■ **Stated exercise**
Gather each line of the records where "Give" appears.

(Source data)
----

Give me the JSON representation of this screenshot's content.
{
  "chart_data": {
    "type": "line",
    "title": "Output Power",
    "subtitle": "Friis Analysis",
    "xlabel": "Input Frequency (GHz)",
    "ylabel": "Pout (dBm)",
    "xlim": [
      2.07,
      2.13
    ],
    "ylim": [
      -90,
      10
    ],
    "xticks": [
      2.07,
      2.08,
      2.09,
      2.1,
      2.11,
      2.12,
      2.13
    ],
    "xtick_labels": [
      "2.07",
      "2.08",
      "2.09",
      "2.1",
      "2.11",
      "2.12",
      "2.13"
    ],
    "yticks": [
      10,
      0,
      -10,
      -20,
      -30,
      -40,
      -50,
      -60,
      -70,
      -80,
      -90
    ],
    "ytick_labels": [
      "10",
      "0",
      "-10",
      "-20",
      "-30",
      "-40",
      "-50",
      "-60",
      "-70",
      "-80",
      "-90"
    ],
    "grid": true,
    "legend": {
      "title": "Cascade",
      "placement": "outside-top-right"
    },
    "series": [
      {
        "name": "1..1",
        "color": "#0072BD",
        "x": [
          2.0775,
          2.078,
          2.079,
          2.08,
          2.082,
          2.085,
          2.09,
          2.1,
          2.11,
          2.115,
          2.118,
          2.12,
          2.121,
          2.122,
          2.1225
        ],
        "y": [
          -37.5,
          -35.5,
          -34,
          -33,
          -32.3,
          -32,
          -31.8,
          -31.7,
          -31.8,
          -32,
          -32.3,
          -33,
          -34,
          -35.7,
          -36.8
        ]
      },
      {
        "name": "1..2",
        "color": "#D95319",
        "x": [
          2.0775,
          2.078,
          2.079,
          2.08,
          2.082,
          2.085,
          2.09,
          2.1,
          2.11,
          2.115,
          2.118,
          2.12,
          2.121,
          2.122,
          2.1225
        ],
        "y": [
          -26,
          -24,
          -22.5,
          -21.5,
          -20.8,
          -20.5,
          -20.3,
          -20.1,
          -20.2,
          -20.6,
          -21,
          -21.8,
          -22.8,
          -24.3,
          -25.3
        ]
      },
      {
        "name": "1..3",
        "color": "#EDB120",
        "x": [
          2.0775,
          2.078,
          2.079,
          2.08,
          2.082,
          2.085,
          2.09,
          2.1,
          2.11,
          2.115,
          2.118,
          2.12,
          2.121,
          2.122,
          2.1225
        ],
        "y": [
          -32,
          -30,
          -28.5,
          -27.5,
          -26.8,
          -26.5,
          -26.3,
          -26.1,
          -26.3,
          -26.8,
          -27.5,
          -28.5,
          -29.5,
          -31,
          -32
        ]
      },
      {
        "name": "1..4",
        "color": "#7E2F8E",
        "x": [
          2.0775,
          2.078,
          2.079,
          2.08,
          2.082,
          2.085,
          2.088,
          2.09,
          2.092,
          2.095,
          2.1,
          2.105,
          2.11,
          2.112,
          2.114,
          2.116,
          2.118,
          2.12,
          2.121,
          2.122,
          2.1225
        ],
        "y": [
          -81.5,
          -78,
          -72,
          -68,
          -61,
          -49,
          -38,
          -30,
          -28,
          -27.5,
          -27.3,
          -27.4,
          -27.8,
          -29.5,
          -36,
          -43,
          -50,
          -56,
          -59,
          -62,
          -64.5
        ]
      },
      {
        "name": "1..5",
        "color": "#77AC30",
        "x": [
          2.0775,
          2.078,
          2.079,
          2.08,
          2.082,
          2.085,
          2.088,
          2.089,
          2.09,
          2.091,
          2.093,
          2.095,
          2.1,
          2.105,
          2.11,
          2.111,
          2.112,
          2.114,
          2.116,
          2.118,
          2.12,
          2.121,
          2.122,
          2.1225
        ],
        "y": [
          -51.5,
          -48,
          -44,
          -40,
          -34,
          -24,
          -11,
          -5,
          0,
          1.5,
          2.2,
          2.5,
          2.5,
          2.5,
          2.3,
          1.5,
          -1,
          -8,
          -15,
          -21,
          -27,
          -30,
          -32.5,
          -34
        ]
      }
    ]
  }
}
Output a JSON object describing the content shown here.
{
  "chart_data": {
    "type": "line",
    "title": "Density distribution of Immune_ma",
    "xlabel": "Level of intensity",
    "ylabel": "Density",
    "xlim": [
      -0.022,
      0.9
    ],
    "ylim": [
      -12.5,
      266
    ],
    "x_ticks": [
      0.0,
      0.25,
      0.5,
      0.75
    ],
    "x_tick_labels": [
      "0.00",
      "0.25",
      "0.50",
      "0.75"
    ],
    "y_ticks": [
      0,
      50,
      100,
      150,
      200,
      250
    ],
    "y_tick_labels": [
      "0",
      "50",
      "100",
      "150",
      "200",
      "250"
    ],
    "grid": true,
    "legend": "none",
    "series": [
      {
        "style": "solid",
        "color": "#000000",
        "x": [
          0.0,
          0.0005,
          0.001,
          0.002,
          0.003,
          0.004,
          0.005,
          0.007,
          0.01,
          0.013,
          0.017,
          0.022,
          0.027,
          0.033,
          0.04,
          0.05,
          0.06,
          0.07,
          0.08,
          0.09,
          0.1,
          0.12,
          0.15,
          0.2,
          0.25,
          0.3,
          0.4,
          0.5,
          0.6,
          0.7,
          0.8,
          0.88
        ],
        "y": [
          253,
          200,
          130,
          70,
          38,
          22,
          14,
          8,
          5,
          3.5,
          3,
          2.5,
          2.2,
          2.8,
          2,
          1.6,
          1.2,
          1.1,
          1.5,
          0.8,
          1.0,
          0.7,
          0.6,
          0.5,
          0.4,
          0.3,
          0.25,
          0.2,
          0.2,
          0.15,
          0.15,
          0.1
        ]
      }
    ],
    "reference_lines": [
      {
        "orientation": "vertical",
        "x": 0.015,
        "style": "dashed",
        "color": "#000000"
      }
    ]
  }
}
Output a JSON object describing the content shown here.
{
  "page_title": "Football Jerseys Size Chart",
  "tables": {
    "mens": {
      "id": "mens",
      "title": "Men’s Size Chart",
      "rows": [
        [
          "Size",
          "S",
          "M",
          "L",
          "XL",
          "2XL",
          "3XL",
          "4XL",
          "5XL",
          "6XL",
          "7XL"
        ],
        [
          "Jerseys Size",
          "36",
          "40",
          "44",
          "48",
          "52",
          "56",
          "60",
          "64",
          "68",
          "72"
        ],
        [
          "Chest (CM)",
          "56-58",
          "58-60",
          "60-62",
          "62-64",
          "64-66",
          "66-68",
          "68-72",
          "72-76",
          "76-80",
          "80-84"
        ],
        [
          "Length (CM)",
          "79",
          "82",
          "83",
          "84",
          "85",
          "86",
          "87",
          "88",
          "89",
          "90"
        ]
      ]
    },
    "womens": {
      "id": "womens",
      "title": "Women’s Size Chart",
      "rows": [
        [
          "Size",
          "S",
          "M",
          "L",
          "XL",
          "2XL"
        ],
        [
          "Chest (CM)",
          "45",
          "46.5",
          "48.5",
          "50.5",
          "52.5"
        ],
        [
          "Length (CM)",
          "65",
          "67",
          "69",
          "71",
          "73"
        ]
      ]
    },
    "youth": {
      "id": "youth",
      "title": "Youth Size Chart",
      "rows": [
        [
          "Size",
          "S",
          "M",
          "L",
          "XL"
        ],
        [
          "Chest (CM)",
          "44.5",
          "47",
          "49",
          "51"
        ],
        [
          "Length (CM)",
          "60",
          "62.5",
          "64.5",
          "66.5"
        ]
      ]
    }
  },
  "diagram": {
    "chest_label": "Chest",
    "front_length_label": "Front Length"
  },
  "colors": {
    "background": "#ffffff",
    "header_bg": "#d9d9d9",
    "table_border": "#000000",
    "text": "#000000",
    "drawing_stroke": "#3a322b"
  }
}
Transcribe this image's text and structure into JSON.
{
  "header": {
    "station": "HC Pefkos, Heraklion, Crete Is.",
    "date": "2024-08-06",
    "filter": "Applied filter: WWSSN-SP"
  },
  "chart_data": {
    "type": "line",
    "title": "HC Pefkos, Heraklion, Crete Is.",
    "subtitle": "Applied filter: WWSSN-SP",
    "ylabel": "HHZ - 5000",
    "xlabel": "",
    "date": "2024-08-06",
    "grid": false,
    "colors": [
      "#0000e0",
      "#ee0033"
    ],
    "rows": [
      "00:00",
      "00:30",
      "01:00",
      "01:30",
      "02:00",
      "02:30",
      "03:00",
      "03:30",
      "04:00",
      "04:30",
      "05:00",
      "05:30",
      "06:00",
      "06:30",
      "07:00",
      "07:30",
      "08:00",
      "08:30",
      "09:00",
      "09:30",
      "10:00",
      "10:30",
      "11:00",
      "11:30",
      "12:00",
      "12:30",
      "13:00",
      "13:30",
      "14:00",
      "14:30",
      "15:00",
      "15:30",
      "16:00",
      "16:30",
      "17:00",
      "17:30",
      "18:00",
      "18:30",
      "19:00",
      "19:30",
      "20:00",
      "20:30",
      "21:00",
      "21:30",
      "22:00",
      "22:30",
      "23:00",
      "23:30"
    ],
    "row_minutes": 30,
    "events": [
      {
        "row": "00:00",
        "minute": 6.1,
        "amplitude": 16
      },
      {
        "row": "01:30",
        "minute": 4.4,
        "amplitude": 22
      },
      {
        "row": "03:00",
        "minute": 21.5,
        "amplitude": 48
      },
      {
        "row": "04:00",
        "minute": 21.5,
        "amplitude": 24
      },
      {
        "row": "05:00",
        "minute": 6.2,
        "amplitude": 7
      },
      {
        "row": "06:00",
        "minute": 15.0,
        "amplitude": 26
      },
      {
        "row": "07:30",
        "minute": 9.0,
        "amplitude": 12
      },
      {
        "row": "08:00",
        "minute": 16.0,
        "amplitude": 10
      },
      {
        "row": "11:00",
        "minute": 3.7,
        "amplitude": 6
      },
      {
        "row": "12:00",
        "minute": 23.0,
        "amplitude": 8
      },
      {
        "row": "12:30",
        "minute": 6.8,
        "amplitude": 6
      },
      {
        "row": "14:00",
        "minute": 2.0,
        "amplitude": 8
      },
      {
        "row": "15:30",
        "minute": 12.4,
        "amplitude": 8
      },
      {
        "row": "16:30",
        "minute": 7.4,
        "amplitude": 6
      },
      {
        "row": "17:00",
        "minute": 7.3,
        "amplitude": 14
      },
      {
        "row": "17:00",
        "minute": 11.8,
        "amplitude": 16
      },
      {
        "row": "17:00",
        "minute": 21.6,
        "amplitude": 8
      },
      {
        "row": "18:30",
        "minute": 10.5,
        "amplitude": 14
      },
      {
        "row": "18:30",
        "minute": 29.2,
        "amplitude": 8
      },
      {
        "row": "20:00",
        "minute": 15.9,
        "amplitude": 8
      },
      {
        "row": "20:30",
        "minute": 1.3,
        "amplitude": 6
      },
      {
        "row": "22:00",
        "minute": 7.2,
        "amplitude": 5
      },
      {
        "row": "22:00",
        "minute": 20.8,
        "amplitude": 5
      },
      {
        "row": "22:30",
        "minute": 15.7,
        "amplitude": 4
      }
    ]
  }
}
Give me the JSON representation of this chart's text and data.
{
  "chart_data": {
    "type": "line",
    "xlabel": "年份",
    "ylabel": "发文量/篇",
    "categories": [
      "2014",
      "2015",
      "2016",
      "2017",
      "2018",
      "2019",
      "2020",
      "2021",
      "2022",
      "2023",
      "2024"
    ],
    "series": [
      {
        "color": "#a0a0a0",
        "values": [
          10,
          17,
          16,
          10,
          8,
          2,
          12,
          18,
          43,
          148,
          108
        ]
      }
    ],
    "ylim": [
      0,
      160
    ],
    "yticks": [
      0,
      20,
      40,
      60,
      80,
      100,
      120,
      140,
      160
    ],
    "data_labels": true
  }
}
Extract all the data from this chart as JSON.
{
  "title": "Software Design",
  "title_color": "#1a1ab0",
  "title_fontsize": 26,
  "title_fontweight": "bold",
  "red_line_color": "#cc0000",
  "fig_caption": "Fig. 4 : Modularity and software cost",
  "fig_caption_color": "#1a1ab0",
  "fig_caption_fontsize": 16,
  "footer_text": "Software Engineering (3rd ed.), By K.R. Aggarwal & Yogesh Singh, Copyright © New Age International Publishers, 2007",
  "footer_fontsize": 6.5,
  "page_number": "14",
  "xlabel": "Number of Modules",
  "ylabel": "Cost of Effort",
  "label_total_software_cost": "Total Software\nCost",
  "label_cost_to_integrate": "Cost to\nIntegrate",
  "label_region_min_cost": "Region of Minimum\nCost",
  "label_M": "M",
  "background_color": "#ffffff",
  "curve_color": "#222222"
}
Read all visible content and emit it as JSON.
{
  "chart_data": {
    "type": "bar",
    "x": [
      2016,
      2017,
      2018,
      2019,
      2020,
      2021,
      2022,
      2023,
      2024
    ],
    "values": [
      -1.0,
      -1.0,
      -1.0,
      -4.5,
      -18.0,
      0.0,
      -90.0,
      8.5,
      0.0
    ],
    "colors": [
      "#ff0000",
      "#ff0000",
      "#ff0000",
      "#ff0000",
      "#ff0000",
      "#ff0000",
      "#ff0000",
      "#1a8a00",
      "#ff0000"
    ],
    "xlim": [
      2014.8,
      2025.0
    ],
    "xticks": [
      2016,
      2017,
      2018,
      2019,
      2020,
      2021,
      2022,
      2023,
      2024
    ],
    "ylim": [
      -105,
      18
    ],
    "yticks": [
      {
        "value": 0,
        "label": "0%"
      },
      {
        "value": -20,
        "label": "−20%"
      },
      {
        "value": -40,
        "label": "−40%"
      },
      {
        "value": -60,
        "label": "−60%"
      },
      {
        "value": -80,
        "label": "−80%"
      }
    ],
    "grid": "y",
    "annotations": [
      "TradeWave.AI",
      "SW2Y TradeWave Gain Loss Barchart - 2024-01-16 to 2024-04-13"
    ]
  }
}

----

■ **Response below**
Give me the JSON representation of this screenshot's content.
Give me the JSON representation of this chart's text and data.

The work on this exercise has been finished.